THE PROBLEM:
Output all the data exactly. Pictures do not belong in the copy.
--------------------------------
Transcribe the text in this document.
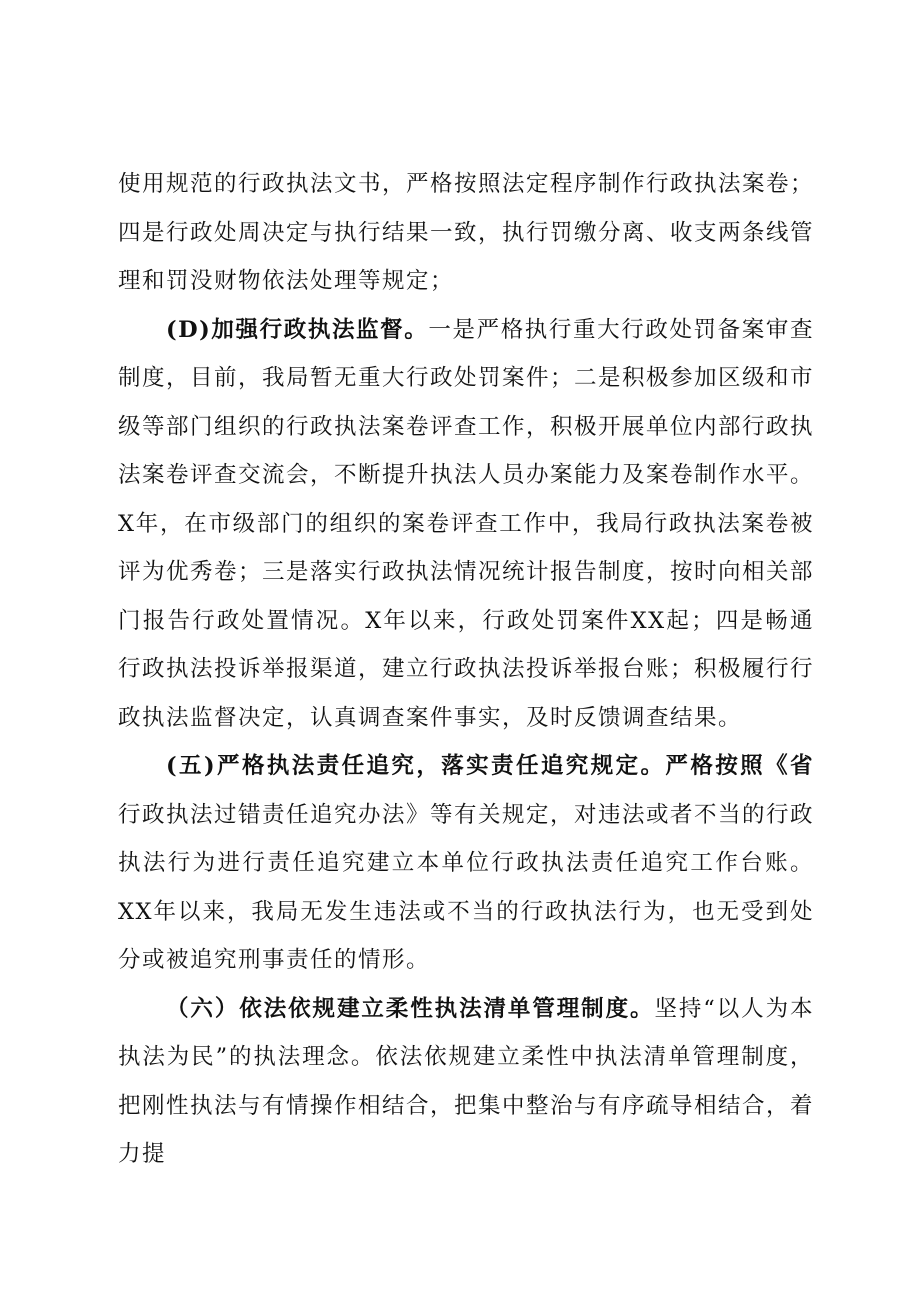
使用规范的行政执法文书，严格按照法定程序制作行政执法案卷；四是行政处周决定与执行结果一致，执行罚缴分离、收支两条线管理和罚没财物依法处理等规定；

(D)加强行政执法监督。一是严格执行重大行政处罚备案审查制度，目前，我局暂无重大行政处罚案件；二是积极参加区级和市级等部门组织的行政执法案卷评查工作，积极开展单位内部行政执法案卷评查交流会，不断提升执法人员办案能力及案卷制作水平。X年，在市级部门的组织的案卷评查工作中，我局行政执法案卷被评为优秀卷；三是落实行政执法情况统计报告制度，按时向相关部门报告行政处置情况。X年以来，行政处罚案件XX起；四是畅通行政执法投诉举报渠道，建立行政执法投诉举报台账；积极履行行政执法监督决定，认真调查案件事实，及时反馈调查结果。

(五)严格执法责任追究，落实责任追究规定。严格按照《省行政执法过错责任追究办法》等有关规定，对违法或者不当的行政执法行为进行责任追究建立本单位行政执法责任追究工作台账。XX年以来，我局无发生违法或不当的行政执法行为，也无受到处分或被追究刑事责任的情形。

（六）依法依规建立柔性执法清单管理制度。坚持“以人为本执法为民”的执法理念。依法依规建立柔性中执法清单管理制度，把刚性执法与有情操作相结合，把集中整治与有序疏导相结合，着力提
--------------------------------
REPLY:
Transcribe the text in this document.
使用规范的行政执法文书，严格按照法定程序制作行政执法案卷；四是行政处周决定与执行结果一致，执行罚缴分离、收支两条线管理和罚没财物依法处理等规定；

(D)加强行政执法监督。一是严格执行重大行政处罚备案审查制度，目前，我局暂无重大行政处罚案件；二是积极参加区级和市级等部门组织的行政执法案卷评查工作，积极开展单位内部行政执法案卷评查交流会，不断提升执法人员办案能力及案卷制作水平。X年，在市级部门的组织的案卷评查工作中，我局行政执法案卷被评为优秀卷；三是落实行政执法情况统计报告制度，按时向相关部门报告行政处置情况。X年以来，行政处罚案件XX起；四是畅通行政执法投诉举报渠道，建立行政执法投诉举报台账；积极履行行政执法监督决定，认真调查案件事实，及时反馈调查结果。

(五)严格执法责任追究，落实责任追究规定。严格按照《省行政执法过错责任追究办法》等有关规定，对违法或者不当的行政执法行为进行责任追究建立本单位行政执法责任追究工作台账。XX年以来，我局无发生违法或不当的行政执法行为，也无受到处分或被追究刑事责任的情形。

（六）依法依规建立柔性执法清单管理制度。坚持“以人为本执法为民”的执法理念。依法依规建立柔性中执法清单管理制度，把刚性执法与有情操作相结合，把集中整治与有序疏导相结合，着力提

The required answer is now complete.